To-do list:
**A)** Answer these questions from the article on the lawsuit against Lars Hedegaard:
(i) Who are the authors of the article?
(ii) Whom did the Danish Public Prosecutor indict for racism before bringing the case against Hedegaard?
(iii) What other name does the article give for article 266 b of the penal code?
**B)** Reproduce the passage of the Hedegaard lawsuit article starting at "The Lawsuit against" and ending at "in Denmark today.".
**C)** Carry on the article about the lawsuit against Lars Hedegaard from the point where it stops.

Source excerpt:
The Lawsuit against Lars Hedegaard: A Warning to All
By Ahmed Mohamud and Eva Agnete Selsing
COPENHAGEN September 27, 2010 – If you’re thinking about saying or writing something about a particular group of people, a culture, a religion or any other sociological category in terms which might be considered negative or offensive, then ask yourself this: Are you prepared to risk prosecution and a possible conviction for racism – and all the consequences that entails?
No? That’s what we thought. But that’s probably the real intention behind a law that makes criminals of people not just for their views but because they have taken the liberty of referring to unpleasant facts. This how the law works in Denmark today.
The Danish Public Prosecutor – after first indicting pastor and Member of Parliament Jesper Langballe for racism – is now bringing a case against the President of the Free Press Society, Lars Hedegaard on the same grounds. Both stand accused of having violated article 266 b of the penal code, also known as the “racism clause”. The article makes it an offence to threaten, demean or ridicule people because of their race, skin colour, national or ethnic origin, religious faith or sexual orientation.

[Item position entries]
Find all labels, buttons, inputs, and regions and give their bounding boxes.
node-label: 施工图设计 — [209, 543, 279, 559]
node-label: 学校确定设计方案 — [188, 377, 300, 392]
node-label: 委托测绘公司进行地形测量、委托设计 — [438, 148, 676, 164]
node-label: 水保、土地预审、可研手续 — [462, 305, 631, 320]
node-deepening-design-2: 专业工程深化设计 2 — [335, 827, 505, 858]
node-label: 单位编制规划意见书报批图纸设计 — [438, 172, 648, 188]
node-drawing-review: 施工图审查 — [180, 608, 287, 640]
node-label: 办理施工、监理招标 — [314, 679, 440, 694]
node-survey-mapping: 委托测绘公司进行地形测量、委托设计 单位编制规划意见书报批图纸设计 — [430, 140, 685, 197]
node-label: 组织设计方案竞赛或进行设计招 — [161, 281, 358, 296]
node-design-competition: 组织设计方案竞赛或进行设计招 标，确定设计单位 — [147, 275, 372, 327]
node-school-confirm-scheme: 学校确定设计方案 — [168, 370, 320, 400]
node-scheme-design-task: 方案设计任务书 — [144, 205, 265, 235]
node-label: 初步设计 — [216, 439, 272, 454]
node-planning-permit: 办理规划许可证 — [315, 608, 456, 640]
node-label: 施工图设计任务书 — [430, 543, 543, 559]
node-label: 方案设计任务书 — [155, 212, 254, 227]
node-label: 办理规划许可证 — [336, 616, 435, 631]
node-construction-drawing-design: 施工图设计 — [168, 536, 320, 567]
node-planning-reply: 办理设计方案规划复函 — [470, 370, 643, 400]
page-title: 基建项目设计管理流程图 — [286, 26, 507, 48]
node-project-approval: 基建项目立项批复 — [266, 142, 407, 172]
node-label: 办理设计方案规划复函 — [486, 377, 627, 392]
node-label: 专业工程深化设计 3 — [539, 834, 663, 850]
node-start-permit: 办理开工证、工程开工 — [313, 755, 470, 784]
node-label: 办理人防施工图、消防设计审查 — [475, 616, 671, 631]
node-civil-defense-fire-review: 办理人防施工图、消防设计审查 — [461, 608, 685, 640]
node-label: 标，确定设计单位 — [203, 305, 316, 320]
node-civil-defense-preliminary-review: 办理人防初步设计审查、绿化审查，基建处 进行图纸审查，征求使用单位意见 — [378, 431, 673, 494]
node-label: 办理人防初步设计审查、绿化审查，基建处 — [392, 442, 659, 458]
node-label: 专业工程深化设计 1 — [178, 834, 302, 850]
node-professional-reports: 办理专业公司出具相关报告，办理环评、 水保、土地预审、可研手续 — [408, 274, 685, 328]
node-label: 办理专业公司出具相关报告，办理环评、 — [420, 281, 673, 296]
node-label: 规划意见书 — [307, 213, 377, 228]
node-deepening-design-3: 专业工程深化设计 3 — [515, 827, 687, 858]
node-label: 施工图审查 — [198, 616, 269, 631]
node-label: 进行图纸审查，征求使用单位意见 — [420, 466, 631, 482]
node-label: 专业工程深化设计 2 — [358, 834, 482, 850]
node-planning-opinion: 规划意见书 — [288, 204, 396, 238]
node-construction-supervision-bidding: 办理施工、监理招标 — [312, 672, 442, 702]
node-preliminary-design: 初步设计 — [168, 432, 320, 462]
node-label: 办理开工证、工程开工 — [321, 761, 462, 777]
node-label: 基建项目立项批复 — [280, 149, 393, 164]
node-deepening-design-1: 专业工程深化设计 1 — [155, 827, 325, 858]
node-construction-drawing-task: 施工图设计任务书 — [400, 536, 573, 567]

Outputs for the tasks:
**A)**
(i) Ahmed Mohamud and Eva Agnete Selsing
(ii) Jesper Langballe, a pastor and Member of Parliament
(iii) The "racism clause"

**B)**
The Lawsuit against Lars Hedegaard: A Warning to All
By Ahmed Mohamud and Eva Agnete Selsing
COPENHAGEN September 27, 2010 – If you’re thinking about saying or writing something about a particular group of people, a culture, a religion or any other sociological category in terms which might be considered negative or offensive, then ask yourself this: Are you prepared to risk prosecution and a possible conviction for racism – and all the consequences that entails?
No? That’s what we thought. But that’s probably the real intention behind a law that makes criminals of people not just for their views but because they have taken the liberty of referring to unpleasant facts. This how the law works in Denmark today.

**C)**
Hedegaard’s indictment came after his remarks last December on violence and other personal offences in Muslim families. These remarks were made in a taped interview in which Mr. Hedegaard said that “they” (Muslims) rape their own children. Not a very diplomatic statement of course, and also a very imprecise one. But can people really be prosecuted for remarks like that in modern day Denmark?
A very odd clause
This issue has been the object of much debate in the Danish papers, and Berlingske Tidende and Jyllands-Posten (the paper with the Muhammad cartoons) both ran leading articles about article 266 b and why it should be reformed.
The conservative MP Naser Khader, an immigrant of Muslim background, wrote an article in the daily Berlingske Tidende defending Hedegaard, stating that neither Hedegaard nor his remarks were racist. In a blog article the liberal-leaning jurist Jacob Mchangama demanded that 266 b be modified.
Which of course sounds very good. But the story also has an unpleasant twist. Many of those professing their commitment to free speech have taken the opportunity to character-assassinate Lars Hedegaard. What they say is in essence this: Yes, article 266 b is outdated, and yes Lars Hedegaard has a perfect right to say whatever he thinks – even though his motives are probably of the most unsavoury kind.
Such half-hearted supporters have their own private reasons – political, strategic or emotional – for defending the cause of free speech. But none of them are very convincing, so perhaps we can give them a little help – especially regarding those aspects of Lars Hedegaard’ s remarks that brought him into conflict with the controversial racism clause.
On the tape that started the whole ruckus, Hedegaard used the plural form of the definite article, which means that he did not say all Muslims committed the alleged improprieties nor even that many of them did.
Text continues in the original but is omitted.